[What you have to do] All entries must be repeated exactly; do not include the pictures.

====== Material to process ======

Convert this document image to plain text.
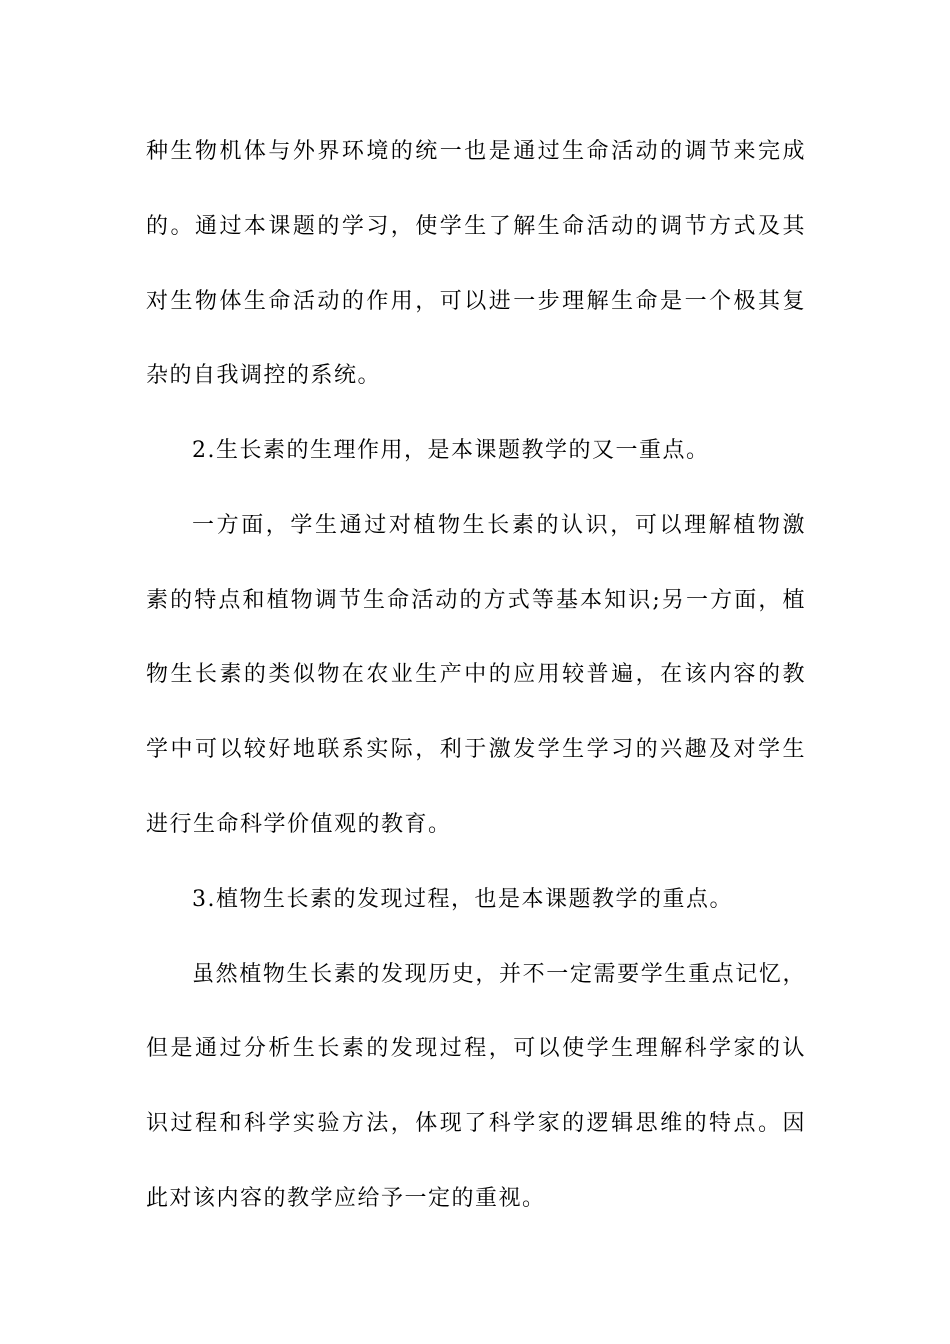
种生物机体与外界环境的统一也是通过生命活动的调节来完成
的。通过本课题的学习，使学生了解生命活动的调节方式及其
对生物体生命活动的作用，可以进一步理解生命是一个极其复
杂的自我调控的系统。
2.生长素的生理作用，是本课题教学的又一重点。
一方面，学生通过对植物生长素的认识，可以理解植物激
素的特点和植物调节生命活动的方式等基本知识;另一方面，植
物生长素的类似物在农业生产中的应用较普遍，在该内容的教
学中可以较好地联系实际，利于激发学生学习的兴趣及对学生
进行生命科学价值观的教育。
3.植物生长素的发现过程，也是本课题教学的重点。
虽然植物生长素的发现历史，并不一定需要学生重点记忆，
但是通过分析生长素的发现过程，可以使学生理解科学家的认
识过程和科学实验方法，体现了科学家的逻辑思维的特点。因
此对该内容的教学应给予一定的重视。
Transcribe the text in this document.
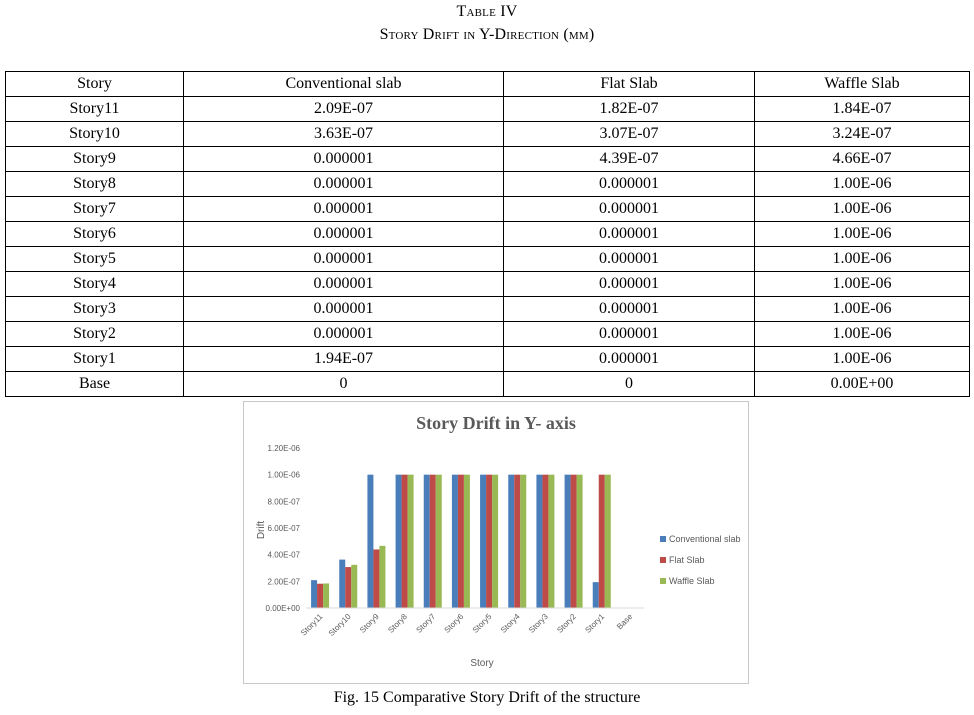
Table IV
Story Drift in Y-Direction (mm)
Story	Conventional slab	Flat Slab	Waffle Slab
Story11	2.09E-07	1.82E-07	1.84E-07
Story10	3.63E-07	3.07E-07	3.24E-07
Story9	0.000001	4.39E-07	4.66E-07
Story8	0.000001	0.000001	1.00E-06
Story7	0.000001	0.000001	1.00E-06
Story6	0.000001	0.000001	1.00E-06
Story5	0.000001	0.000001	1.00E-06
Story4	0.000001	0.000001	1.00E-06
Story3	0.000001	0.000001	1.00E-06
Story2	0.000001	0.000001	1.00E-06
Story1	1.94E-07	0.000001	1.00E-06
Base	0	0	0.00E+00
Story Drift in Y- axis
0.00E+00
2.00E-07
4.00E-07
6.00E-07
8.00E-07
1.00E-06
1.20E-06
Story11 Story10 Story9 Story8 Story7 Story6 Story5 Story4 Story3 Story2 Story1 Base
Drift
Story
Conventional slab
Flat Slab
Waffle Slab
Fig. 15 Comparative Story Drift of the structure
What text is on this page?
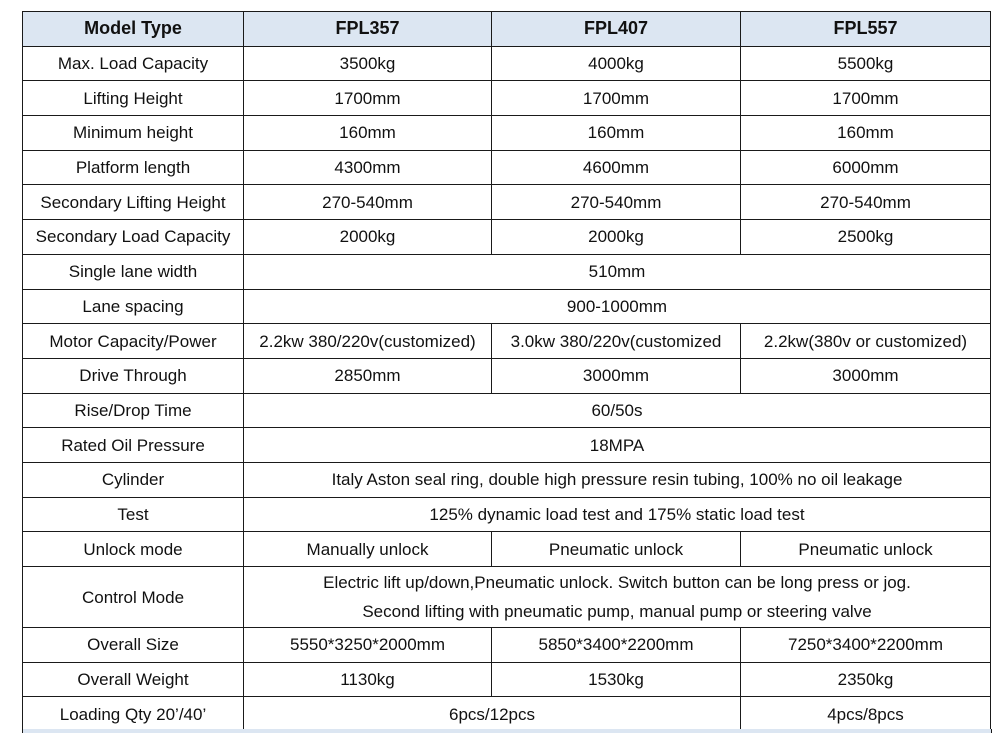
Model Type	FPL357	FPL407	FPL557
Max. Load Capacity	3500kg	4000kg	5500kg
Lifting Height	1700mm	1700mm	1700mm
Minimum height	160mm	160mm	160mm
Platform length	4300mm	4600mm	6000mm
Secondary Lifting Height	270-540mm	270-540mm	270-540mm
Secondary Load Capacity	2000kg	2000kg	2500kg
Single lane width	510mm		
Lane spacing	900-1000mm		
Motor Capacity/Power	2.2kw 380/220v(customized)	3.0kw 380/220v(customized	2.2kw(380v or customized)
Drive Through	2850mm	3000mm	3000mm
Rise/Drop Time	60/50s		
Rated Oil Pressure	18MPA		
Cylinder	Italy Aston seal ring, double high pressure resin tubing, 100% no oil leakage		
Test	125% dynamic load test and 175% static load test		
Unlock mode	Manually unlock	Pneumatic unlock	Pneumatic unlock
Control Mode	Electric lift up/down,Pneumatic unlock. Switch button can be long press or jog.
Second lifting with pneumatic pump, manual pump or steering valve		

Overall Size	5550*3250*2000mm	5850*3400*2200mm	7250*3400*2200mm
Overall Weight	1130kg	1530kg	2350kg
Loading Qty 20’/40’	6pcs/12pcs		4pcs/8pcs
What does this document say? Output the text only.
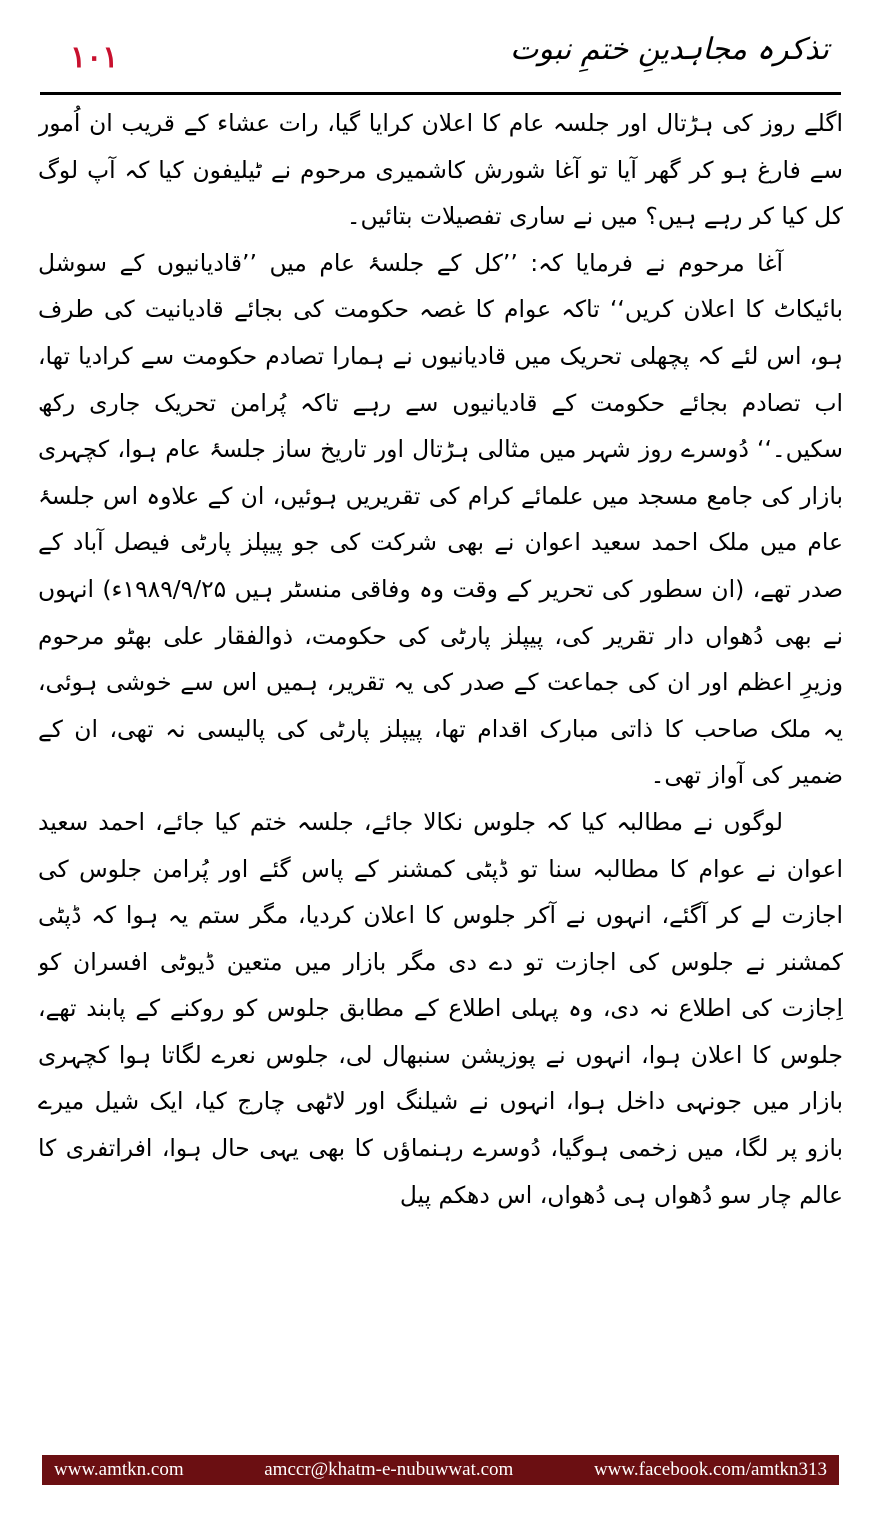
١٠١	تذکرہ مجاہدینِ ختمِ نبوت

اگلے روز کی ہڑتال اور جلسہ عام کا اعلان کرایا گیا، رات عشاء کے قریب ان اُمور سے فارغ ہو کر گھر آیا تو آغا شورش کاشمیری مرحوم نے ٹیلیفون کیا کہ آپ لوگ کل کیا کر رہے ہیں؟ میں نے ساری تفصیلات بتائیں۔

آغا مرحوم نے فرمایا کہ: ’’کل کے جلسۂ عام میں ’’قادیانیوں کے سوشل بائیکاٹ کا اعلان کریں‘‘ تاکہ عوام کا غصہ حکومت کی بجائے قادیانیت کی طرف ہو، اس لئے کہ پچھلی تحریک میں قادیانیوں نے ہمارا تصادم حکومت سے کرادیا تھا، اب تصادم بجائے حکومت کے قادیانیوں سے رہے تاکہ پُرامن تحریک جاری رکھ سکیں۔‘‘ دُوسرے روز شہر میں مثالی ہڑتال اور تاریخ ساز جلسۂ عام ہوا، کچہری بازار کی جامع مسجد میں علمائے کرام کی تقریریں ہوئیں، ان کے علاوہ اس جلسۂ عام میں ملک احمد سعید اعوان نے بھی شرکت کی جو پیپلز پارٹی فیصل آباد کے صدر تھے، (ان سطور کی تحریر کے وقت وہ وفاقی منسٹر ہیں ۱۹۸۹/۹/۲۵ء) انہوں نے بھی دُھواں دار تقریر کی، پیپلز پارٹی کی حکومت، ذوالفقار علی بھٹو مرحوم وزیرِ اعظم اور ان کی جماعت کے صدر کی یہ تقریر، ہمیں اس سے خوشی ہوئی، یہ ملک صاحب کا ذاتی مبارک اقدام تھا، پیپلز پارٹی کی پالیسی نہ تھی، ان کے ضمیر کی آواز تھی۔

لوگوں نے مطالبہ کیا کہ جلوس نکالا جائے، جلسہ ختم کیا جائے، احمد سعید اعوان نے عوام کا مطالبہ سنا تو ڈپٹی کمشنر کے پاس گئے اور پُرامن جلوس کی اجازت لے کر آگئے، انہوں نے آکر جلوس کا اعلان کردیا، مگر ستم یہ ہوا کہ ڈپٹی کمشنر نے جلوس کی اجازت تو دے دی مگر بازار میں متعین ڈیوٹی افسران کو اِجازت کی اطلاع نہ دی، وہ پہلی اطلاع کے مطابق جلوس کو روکنے کے پابند تھے، جلوس کا اعلان ہوا، انہوں نے پوزیشن سنبھال لی، جلوس نعرے لگاتا ہوا کچہری بازار میں جونہی داخل ہوا، انہوں نے شیلنگ اور لاٹھی چارج کیا، ایک شیل میرے بازو پر لگا، میں زخمی ہوگیا، دُوسرے رہنماؤں کا بھی یہی حال ہوا، افراتفری کا عالم چار سو دُھواں ہی دُھواں، اس دھکم پیل

www.amtkn.com	amccr@khatm-e-nubuwwat.com	www.facebook.com/amtkn313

======

[Full solution]
Convert this document image to plain text.
种生物机体与外界环境的统一也是通过生命活动的调节来完成
的。通过本课题的学习，使学生了解生命活动的调节方式及其
对生物体生命活动的作用，可以进一步理解生命是一个极其复
杂的自我调控的系统。
2.生长素的生理作用，是本课题教学的又一重点。
一方面，学生通过对植物生长素的认识，可以理解植物激
素的特点和植物调节生命活动的方式等基本知识;另一方面，植
物生长素的类似物在农业生产中的应用较普遍，在该内容的教
学中可以较好地联系实际，利于激发学生学习的兴趣及对学生
进行生命科学价值观的教育。
3.植物生长素的发现过程，也是本课题教学的重点。
虽然植物生长素的发现历史，并不一定需要学生重点记忆，
但是通过分析生长素的发现过程，可以使学生理解科学家的认
识过程和科学实验方法，体现了科学家的逻辑思维的特点。因
此对该内容的教学应给予一定的重视。
Transcribe the text in this document.
Table IV
Story Drift in Y-Direction (mm)
Story	Conventional slab	Flat Slab	Waffle Slab
Story11	2.09E-07	1.82E-07	1.84E-07
Story10	3.63E-07	3.07E-07	3.24E-07
Story9	0.000001	4.39E-07	4.66E-07
Story8	0.000001	0.000001	1.00E-06
Story7	0.000001	0.000001	1.00E-06
Story6	0.000001	0.000001	1.00E-06
Story5	0.000001	0.000001	1.00E-06
Story4	0.000001	0.000001	1.00E-06
Story3	0.000001	0.000001	1.00E-06
Story2	0.000001	0.000001	1.00E-06
Story1	1.94E-07	0.000001	1.00E-06
Base	0	0	0.00E+00
Story Drift in Y- axis
0.00E+00
2.00E-07
4.00E-07
6.00E-07
8.00E-07
1.00E-06
1.20E-06
Story11 Story10 Story9 Story8 Story7 Story6 Story5 Story4 Story3 Story2 Story1 Base
Drift
Story
Conventional slab
Flat Slab
Waffle Slab
Fig. 15 Comparative Story Drift of the structure
What text is on this page?
Model Type	FPL357	FPL407	FPL557
Max. Load Capacity	3500kg	4000kg	5500kg
Lifting Height	1700mm	1700mm	1700mm
Minimum height	160mm	160mm	160mm
Platform length	4300mm	4600mm	6000mm
Secondary Lifting Height	270-540mm	270-540mm	270-540mm
Secondary Load Capacity	2000kg	2000kg	2500kg
Single lane width	510mm		
Lane spacing	900-1000mm		
Motor Capacity/Power	2.2kw 380/220v(customized)	3.0kw 380/220v(customized	2.2kw(380v or customized)
Drive Through	2850mm	3000mm	3000mm
Rise/Drop Time	60/50s		
Rated Oil Pressure	18MPA		
Cylinder	Italy Aston seal ring, double high pressure resin tubing, 100% no oil leakage		
Test	125% dynamic load test and 175% static load test		
Unlock mode	Manually unlock	Pneumatic unlock	Pneumatic unlock
Control Mode	Electric lift up/down,Pneumatic unlock. Switch button can be long press or jog.
Second lifting with pneumatic pump, manual pump or steering valve		

Overall Size	5550*3250*2000mm	5850*3400*2200mm	7250*3400*2200mm
Overall Weight	1130kg	1530kg	2350kg
Loading Qty 20’/40’	6pcs/12pcs		4pcs/8pcs
What does this document say? Output the text only.
١٠١	تذکرہ مجاہدینِ ختمِ نبوت

اگلے روز کی ہڑتال اور جلسہ عام کا اعلان کرایا گیا، رات عشاء کے قریب ان اُمور سے فارغ ہو کر گھر آیا تو آغا شورش کاشمیری مرحوم نے ٹیلیفون کیا کہ آپ لوگ کل کیا کر رہے ہیں؟ میں نے ساری تفصیلات بتائیں۔

آغا مرحوم نے فرمایا کہ: ’’کل کے جلسۂ عام میں ’’قادیانیوں کے سوشل بائیکاٹ کا اعلان کریں‘‘ تاکہ عوام کا غصہ حکومت کی بجائے قادیانیت کی طرف ہو، اس لئے کہ پچھلی تحریک میں قادیانیوں نے ہمارا تصادم حکومت سے کرادیا تھا، اب تصادم بجائے حکومت کے قادیانیوں سے رہے تاکہ پُرامن تحریک جاری رکھ سکیں۔‘‘ دُوسرے روز شہر میں مثالی ہڑتال اور تاریخ ساز جلسۂ عام ہوا، کچہری بازار کی جامع مسجد میں علمائے کرام کی تقریریں ہوئیں، ان کے علاوہ اس جلسۂ عام میں ملک احمد سعید اعوان نے بھی شرکت کی جو پیپلز پارٹی فیصل آباد کے صدر تھے، (ان سطور کی تحریر کے وقت وہ وفاقی منسٹر ہیں ۱۹۸۹/۹/۲۵ء) انہوں نے بھی دُھواں دار تقریر کی، پیپلز پارٹی کی حکومت، ذوالفقار علی بھٹو مرحوم وزیرِ اعظم اور ان کی جماعت کے صدر کی یہ تقریر، ہمیں اس سے خوشی ہوئی، یہ ملک صاحب کا ذاتی مبارک اقدام تھا، پیپلز پارٹی کی پالیسی نہ تھی، ان کے ضمیر کی آواز تھی۔

لوگوں نے مطالبہ کیا کہ جلوس نکالا جائے، جلسہ ختم کیا جائے، احمد سعید اعوان نے عوام کا مطالبہ سنا تو ڈپٹی کمشنر کے پاس گئے اور پُرامن جلوس کی اجازت لے کر آگئے، انہوں نے آکر جلوس کا اعلان کردیا، مگر ستم یہ ہوا کہ ڈپٹی کمشنر نے جلوس کی اجازت تو دے دی مگر بازار میں متعین ڈیوٹی افسران کو اِجازت کی اطلاع نہ دی، وہ پہلی اطلاع کے مطابق جلوس کو روکنے کے پابند تھے، جلوس کا اعلان ہوا، انہوں نے پوزیشن سنبھال لی، جلوس نعرے لگاتا ہوا کچہری بازار میں جونہی داخل ہوا، انہوں نے شیلنگ اور لاٹھی چارج کیا، ایک شیل میرے بازو پر لگا، میں زخمی ہوگیا، دُوسرے رہنماؤں کا بھی یہی حال ہوا، افراتفری کا عالم چار سو دُھواں ہی دُھواں، اس دھکم پیل

www.amtkn.com	amccr@khatm-e-nubuwwat.com	www.facebook.com/amtkn313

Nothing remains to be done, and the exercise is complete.